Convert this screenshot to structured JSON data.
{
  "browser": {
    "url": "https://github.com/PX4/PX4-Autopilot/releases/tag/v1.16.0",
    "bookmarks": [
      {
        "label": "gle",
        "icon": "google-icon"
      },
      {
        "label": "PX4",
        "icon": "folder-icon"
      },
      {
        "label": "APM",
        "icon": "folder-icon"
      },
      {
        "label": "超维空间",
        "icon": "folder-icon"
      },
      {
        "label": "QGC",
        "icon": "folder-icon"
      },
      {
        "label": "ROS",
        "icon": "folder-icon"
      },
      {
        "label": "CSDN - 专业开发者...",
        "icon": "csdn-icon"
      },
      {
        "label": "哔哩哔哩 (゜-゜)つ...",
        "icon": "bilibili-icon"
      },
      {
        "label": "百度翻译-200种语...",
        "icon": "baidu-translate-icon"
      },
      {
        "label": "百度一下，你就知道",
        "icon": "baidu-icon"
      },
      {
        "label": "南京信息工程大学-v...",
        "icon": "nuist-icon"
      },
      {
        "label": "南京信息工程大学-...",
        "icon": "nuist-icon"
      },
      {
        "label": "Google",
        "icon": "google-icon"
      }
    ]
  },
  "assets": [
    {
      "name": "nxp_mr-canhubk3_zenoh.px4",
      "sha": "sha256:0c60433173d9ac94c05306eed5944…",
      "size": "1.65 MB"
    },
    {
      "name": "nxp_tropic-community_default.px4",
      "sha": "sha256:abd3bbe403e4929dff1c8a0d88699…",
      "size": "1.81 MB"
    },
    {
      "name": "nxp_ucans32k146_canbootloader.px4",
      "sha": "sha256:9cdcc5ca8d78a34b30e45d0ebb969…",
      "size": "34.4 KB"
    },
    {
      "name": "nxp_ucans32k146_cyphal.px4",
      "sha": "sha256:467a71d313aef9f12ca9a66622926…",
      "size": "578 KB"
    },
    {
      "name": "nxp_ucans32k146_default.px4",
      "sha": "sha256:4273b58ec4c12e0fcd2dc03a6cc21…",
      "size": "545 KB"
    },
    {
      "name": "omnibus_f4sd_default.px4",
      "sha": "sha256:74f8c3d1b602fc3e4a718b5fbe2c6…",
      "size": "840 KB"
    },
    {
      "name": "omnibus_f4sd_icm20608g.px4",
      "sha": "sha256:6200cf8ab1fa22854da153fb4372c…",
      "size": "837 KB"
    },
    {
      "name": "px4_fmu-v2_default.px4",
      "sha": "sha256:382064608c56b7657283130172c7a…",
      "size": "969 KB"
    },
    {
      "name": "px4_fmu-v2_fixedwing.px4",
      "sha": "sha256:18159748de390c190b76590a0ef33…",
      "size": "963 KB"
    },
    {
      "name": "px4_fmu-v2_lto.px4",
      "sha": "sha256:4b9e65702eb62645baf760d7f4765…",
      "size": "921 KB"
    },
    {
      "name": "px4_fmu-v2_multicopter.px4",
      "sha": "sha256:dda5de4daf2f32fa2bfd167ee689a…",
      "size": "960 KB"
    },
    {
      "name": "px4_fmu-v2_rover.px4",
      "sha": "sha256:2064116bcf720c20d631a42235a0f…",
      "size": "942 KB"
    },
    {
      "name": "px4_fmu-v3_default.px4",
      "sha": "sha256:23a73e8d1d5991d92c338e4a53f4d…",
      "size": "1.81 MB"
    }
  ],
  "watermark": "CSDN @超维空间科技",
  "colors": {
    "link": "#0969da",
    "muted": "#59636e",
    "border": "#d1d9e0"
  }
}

○ ○ ○ ○ ○

* _To do_
A line counts if it holds the word "baidu". Work out how many lines in the listing count, and give only that number.

* _Exercise solution_
2